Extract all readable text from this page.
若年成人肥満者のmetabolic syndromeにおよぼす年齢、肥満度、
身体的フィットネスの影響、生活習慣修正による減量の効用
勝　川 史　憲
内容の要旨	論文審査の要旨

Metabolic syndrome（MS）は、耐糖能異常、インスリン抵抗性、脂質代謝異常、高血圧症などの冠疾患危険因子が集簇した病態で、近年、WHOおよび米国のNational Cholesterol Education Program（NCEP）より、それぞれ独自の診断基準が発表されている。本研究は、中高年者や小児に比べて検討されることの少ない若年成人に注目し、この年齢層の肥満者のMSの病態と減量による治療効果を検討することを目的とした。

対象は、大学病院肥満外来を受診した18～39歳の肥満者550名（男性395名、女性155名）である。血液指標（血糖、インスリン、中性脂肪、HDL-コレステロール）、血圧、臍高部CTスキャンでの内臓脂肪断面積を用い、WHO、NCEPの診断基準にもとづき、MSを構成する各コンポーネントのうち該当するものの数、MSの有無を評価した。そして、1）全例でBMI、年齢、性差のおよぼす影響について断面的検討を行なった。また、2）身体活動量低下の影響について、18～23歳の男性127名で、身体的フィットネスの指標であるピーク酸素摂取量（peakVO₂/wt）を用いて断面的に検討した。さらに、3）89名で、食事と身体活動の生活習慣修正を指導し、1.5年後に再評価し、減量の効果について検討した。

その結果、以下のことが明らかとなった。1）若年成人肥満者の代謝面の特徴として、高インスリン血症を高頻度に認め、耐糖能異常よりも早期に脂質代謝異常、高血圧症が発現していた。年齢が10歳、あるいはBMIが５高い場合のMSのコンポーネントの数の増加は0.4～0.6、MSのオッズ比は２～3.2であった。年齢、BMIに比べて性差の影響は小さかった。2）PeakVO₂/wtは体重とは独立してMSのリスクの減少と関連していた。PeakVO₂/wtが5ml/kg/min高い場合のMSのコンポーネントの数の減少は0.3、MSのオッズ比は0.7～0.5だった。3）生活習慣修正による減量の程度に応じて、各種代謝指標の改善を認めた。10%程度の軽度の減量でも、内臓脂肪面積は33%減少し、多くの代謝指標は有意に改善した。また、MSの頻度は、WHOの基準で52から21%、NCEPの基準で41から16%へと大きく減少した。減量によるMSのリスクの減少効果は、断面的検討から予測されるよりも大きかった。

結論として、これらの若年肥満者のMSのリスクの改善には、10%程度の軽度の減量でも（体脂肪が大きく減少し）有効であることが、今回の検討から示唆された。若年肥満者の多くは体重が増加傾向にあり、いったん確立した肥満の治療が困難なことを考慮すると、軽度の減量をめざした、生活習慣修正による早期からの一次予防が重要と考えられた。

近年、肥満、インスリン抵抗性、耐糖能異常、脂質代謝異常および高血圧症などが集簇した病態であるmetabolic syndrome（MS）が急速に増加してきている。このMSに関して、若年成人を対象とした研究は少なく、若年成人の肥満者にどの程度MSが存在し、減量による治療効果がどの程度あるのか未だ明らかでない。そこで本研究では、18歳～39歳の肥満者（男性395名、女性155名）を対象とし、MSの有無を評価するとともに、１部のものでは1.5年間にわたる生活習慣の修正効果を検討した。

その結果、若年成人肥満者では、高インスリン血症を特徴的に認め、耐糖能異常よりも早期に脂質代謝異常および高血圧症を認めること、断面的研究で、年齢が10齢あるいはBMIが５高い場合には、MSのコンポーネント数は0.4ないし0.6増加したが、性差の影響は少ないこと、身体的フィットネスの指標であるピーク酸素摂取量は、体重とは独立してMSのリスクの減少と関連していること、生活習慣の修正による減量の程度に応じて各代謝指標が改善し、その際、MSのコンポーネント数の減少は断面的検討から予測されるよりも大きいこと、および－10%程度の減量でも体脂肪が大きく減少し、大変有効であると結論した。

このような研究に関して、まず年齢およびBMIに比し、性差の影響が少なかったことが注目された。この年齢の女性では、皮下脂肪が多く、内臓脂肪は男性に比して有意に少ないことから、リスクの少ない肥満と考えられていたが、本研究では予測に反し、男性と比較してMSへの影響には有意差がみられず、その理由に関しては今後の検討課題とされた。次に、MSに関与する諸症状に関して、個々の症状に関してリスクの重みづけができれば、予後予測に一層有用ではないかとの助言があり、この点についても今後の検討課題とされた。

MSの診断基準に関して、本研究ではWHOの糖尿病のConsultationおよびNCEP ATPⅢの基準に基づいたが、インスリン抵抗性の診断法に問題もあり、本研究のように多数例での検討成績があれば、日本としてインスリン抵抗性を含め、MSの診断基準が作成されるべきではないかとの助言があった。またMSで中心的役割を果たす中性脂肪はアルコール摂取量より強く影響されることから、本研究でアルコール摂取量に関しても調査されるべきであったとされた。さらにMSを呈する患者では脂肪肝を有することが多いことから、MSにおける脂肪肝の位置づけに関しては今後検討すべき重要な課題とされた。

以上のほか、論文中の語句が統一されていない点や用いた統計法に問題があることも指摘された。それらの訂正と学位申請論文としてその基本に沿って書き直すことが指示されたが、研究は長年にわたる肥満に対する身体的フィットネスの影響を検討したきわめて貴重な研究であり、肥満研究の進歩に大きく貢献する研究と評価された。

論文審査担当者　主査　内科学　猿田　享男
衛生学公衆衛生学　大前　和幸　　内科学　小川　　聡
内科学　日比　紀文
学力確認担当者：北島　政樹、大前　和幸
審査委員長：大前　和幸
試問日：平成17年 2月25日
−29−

* _Work to complete_
Search the entries for the string "程度の軽度の減量でも" and collect each line that has it.

* _Solution to this problem_
その結果、以下のことが明らかとなった。1）若年成人肥満者の代謝面の特徴として、高インスリン血症を高頻度に認め、耐糖能異常よりも早期に脂質代謝異常、高血圧症が発現していた。年齢が10歳、あるいはBMIが５高い場合のMSのコンポーネントの数の増加は0.4～0.6、MSのオッズ比は２～3.2であった。年齢、BMIに比べて性差の影響は小さかった。2）PeakVO₂/wtは体重とは独立してMSのリスクの減少と関連していた。PeakVO₂/wtが5ml/kg/min高い場合のMSのコンポーネントの数の減少は0.3、MSのオッズ比は0.7～0.5だった。3）生活習慣修正による減量の程度に応じて、各種代謝指標の改善を認めた。10%程度の軽度の減量でも、内臓脂肪面積は33%減少し、多くの代謝指標は有意に改善した。また、MSの頻度は、WHOの基準で52から21%、NCEPの基準で41から16%へと大きく減少した。減量によるMSのリスクの減少効果は、断面的検討から予測されるよりも大きかった。
結論として、これらの若年肥満者のMSのリスクの改善には、10%程度の軽度の減量でも（体脂肪が大きく減少し）有効であることが、今回の検討から示唆された。若年肥満者の多くは体重が増加傾向にあり、いったん確立した肥満の治療が困難なことを考慮すると、軽度の減量をめざした、生活習慣修正による早期からの一次予防が重要と考えられた。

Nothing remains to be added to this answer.